Problem to solve
Write each record again exactly as it stands.

>>>>

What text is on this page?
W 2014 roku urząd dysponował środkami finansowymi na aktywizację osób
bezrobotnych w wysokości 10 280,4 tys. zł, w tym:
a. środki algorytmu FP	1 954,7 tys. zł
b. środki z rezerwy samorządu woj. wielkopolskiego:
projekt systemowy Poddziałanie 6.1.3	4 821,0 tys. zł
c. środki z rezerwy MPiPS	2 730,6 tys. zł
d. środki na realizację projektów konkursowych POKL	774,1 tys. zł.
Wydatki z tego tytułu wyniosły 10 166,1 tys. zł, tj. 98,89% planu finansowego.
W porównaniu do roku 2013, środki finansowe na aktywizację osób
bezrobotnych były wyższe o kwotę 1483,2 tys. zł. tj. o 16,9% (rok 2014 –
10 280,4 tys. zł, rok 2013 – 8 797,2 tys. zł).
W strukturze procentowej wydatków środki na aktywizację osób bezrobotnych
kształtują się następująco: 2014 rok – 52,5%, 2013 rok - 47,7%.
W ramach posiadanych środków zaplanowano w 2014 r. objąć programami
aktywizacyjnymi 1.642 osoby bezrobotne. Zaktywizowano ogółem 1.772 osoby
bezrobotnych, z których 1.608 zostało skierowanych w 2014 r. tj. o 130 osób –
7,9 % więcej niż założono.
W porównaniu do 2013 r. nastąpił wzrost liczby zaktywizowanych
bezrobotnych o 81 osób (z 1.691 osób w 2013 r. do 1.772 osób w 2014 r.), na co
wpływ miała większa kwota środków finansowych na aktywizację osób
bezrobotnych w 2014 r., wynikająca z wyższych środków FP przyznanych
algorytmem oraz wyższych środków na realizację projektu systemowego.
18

<<<<

Finished answer
What text is on this page?
W 2014 roku urząd dysponował środkami finansowymi na aktywizację osób
bezrobotnych w wysokości 10 280,4 tys. zł, w tym:
a. środki algorytmu FP	1 954,7 tys. zł
b. środki z rezerwy samorządu woj. wielkopolskiego:
projekt systemowy Poddziałanie 6.1.3	4 821,0 tys. zł
c. środki z rezerwy MPiPS	2 730,6 tys. zł
d. środki na realizację projektów konkursowych POKL	774,1 tys. zł.
Wydatki z tego tytułu wyniosły 10 166,1 tys. zł, tj. 98,89% planu finansowego.
W porównaniu do roku 2013, środki finansowe na aktywizację osób
bezrobotnych były wyższe o kwotę 1483,2 tys. zł. tj. o 16,9% (rok 2014 –
10 280,4 tys. zł, rok 2013 – 8 797,2 tys. zł).
W strukturze procentowej wydatków środki na aktywizację osób bezrobotnych
kształtują się następująco: 2014 rok – 52,5%, 2013 rok - 47,7%.
W ramach posiadanych środków zaplanowano w 2014 r. objąć programami
aktywizacyjnymi 1.642 osoby bezrobotne. Zaktywizowano ogółem 1.772 osoby
bezrobotnych, z których 1.608 zostało skierowanych w 2014 r. tj. o 130 osób –
7,9 % więcej niż założono.
W porównaniu do 2013 r. nastąpił wzrost liczby zaktywizowanych
bezrobotnych o 81 osób (z 1.691 osób w 2013 r. do 1.772 osób w 2014 r.), na co
wpływ miała większa kwota środków finansowych na aktywizację osób
bezrobotnych w 2014 r., wynikająca z wyższych środków FP przyznanych
algorytmem oraz wyższych środków na realizację projektu systemowego.
18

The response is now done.